** Start **
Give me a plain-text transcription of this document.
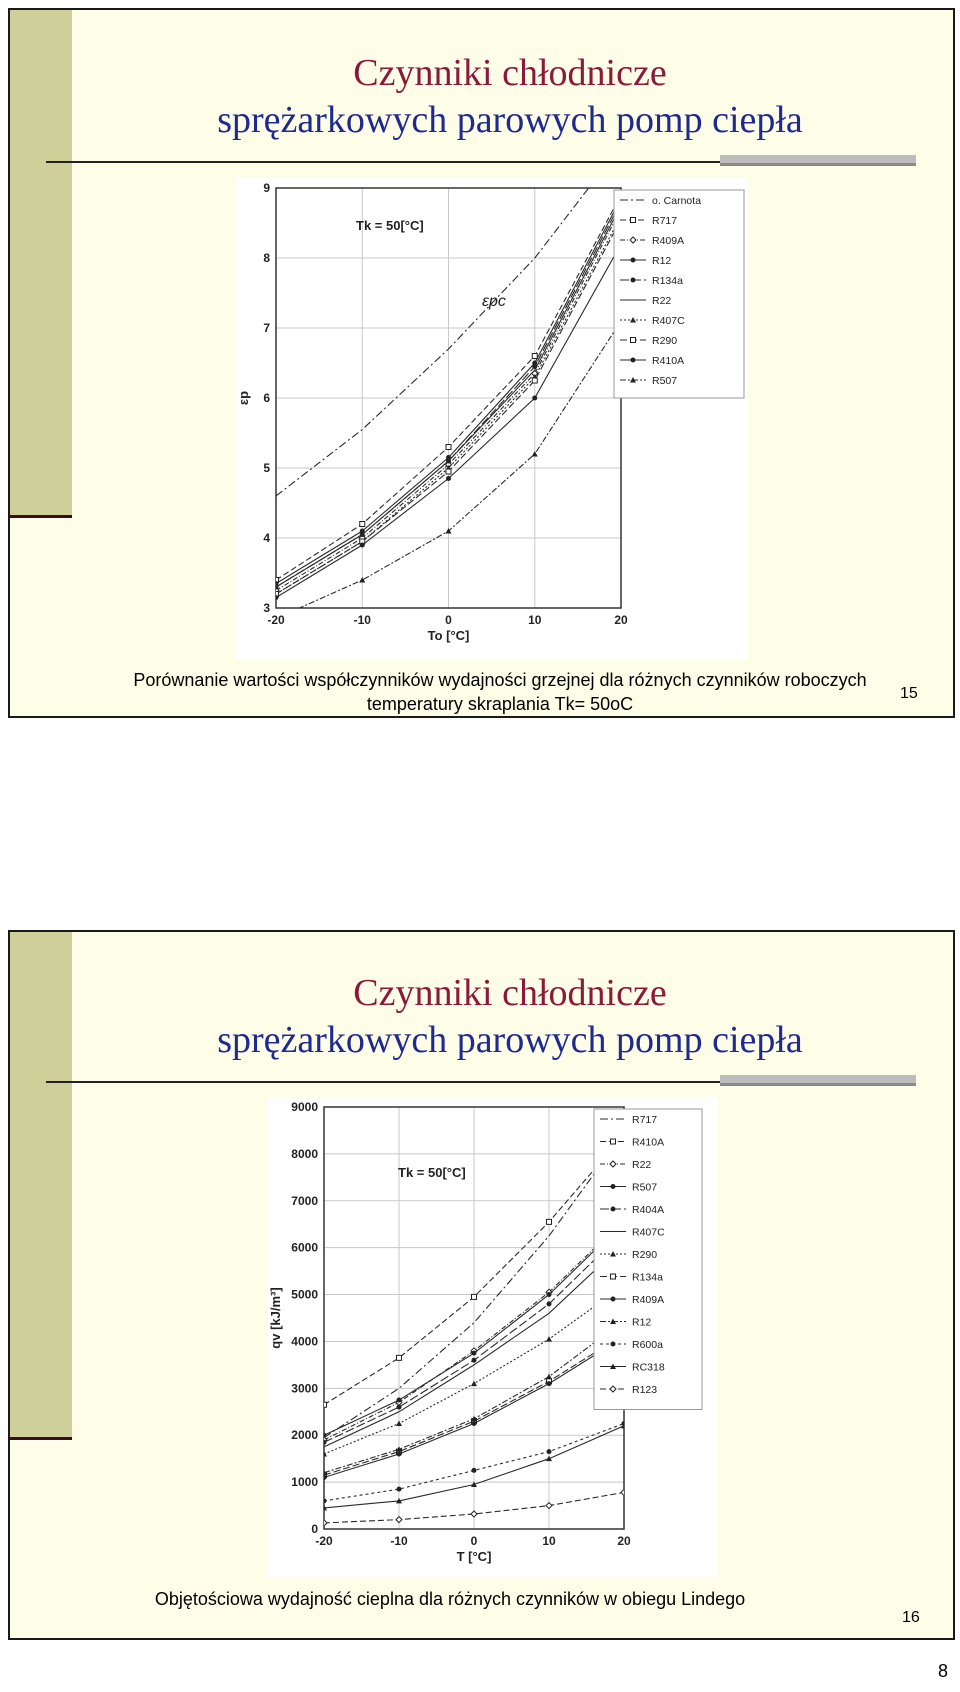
Czynniki chłodnicze
sprężarkowych parowych pomp ciepła
-20	-10	0	10	20
3
4
5
6
7
8
9
o. Carnota
R717
R409A
R12
R134a
R22
R407C
R290
R410A
R507
Tk = 50[°C]
To [°C]
εp
εpc
Porównanie wartości współczynników wydajności grzejnej dla różnych czynników roboczych
temperatury skraplania Tk= 50oC
15
Czynniki chłodnicze
sprężarkowych parowych pomp ciepła
-20	-10	0	10	20
0
1000
2000
3000
4000
5000
6000
7000
8000
9000
R717
R410A
R22
R507
R404A
R407C
R290
R134a
R409A
R12
R600a
RC318
R123
Tk = 50[°C]
T [°C]
qv [kJ/m³]
Objętościowa wydajność cieplna dla różnych czynników w obiegu Lindego
16
8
** End **
### Aim
Copy all the entries word for word. Omit any pictures.

### Solution to this problem
Give me a plain-text transcription of this document.
Czynniki chłodnicze
sprężarkowych parowych pomp ciepła
-20	-10	0	10	20
3
4
5
6
7
8
9
o. Carnota
R717
R409A
R12
R134a
R22
R407C
R290
R410A
R507
Tk = 50[°C]
To [°C]
εp
εpc
Porównanie wartości współczynników wydajności grzejnej dla różnych czynników roboczych
temperatury skraplania Tk= 50oC
15
Czynniki chłodnicze
sprężarkowych parowych pomp ciepła
-20	-10	0	10	20
0
1000
2000
3000
4000
5000
6000
7000
8000
9000
R717
R410A
R22
R507
R404A
R407C
R290
R134a
R409A
R12
R600a
RC318
R123
Tk = 50[°C]
T [°C]
qv [kJ/m³]
Objętościowa wydajność cieplna dla różnych czynników w obiegu Lindego
16
8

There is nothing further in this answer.